# start of EXTRACTED RECORDS

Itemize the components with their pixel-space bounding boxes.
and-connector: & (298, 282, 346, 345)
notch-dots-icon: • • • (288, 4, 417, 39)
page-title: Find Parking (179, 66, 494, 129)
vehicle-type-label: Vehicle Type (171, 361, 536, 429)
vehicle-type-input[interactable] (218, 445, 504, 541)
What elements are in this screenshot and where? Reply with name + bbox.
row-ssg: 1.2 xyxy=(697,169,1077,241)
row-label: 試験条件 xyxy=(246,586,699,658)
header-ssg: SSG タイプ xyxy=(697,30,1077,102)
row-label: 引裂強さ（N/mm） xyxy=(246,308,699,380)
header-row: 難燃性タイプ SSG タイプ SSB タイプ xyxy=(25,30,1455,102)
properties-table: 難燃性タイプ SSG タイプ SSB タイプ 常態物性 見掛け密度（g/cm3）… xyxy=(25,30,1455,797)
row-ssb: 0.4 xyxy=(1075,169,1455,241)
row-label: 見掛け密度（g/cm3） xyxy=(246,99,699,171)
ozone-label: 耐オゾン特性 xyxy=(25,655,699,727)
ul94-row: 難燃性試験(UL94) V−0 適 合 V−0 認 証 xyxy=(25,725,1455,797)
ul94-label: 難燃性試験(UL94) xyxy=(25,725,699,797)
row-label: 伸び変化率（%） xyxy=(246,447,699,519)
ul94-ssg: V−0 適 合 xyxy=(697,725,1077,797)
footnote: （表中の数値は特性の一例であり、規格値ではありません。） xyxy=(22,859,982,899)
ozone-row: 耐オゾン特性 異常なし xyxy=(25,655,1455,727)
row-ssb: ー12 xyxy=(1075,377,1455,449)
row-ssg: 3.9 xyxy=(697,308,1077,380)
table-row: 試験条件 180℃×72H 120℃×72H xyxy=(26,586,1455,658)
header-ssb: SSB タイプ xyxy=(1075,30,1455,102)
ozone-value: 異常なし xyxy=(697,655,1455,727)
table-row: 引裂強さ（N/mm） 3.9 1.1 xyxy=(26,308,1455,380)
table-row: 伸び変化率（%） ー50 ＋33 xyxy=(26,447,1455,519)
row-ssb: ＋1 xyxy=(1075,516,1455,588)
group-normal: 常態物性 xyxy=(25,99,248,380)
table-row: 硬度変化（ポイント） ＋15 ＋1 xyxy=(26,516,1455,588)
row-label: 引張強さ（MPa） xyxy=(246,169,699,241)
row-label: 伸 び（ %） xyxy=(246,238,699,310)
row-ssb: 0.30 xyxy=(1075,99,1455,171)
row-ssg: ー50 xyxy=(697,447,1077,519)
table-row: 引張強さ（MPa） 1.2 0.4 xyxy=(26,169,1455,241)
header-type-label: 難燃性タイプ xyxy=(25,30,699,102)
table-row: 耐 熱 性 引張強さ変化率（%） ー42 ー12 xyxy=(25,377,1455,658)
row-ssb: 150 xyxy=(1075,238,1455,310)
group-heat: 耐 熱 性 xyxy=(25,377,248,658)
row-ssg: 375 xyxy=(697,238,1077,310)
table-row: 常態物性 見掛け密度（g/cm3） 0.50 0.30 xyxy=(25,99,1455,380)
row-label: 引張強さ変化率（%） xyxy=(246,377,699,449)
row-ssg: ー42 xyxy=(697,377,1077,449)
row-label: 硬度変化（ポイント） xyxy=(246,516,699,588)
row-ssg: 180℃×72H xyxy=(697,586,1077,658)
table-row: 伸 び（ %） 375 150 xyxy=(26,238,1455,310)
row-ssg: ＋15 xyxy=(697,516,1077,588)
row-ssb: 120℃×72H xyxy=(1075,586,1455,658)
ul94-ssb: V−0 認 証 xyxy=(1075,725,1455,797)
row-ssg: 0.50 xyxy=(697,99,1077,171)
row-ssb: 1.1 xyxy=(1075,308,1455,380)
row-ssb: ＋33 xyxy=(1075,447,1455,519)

# end of EXTRACTED RECORDS

:: DO THIS ::
Report each line in the records that contains the string "硬度変化", treating uppercase and lowercase as different.

:: EXERCISE ANSWER ::
table-row: 硬度変化（ポイント） ＋15 ＋1 xyxy=(26,516,1455,588)
row-label: 硬度変化（ポイント） xyxy=(246,516,699,588)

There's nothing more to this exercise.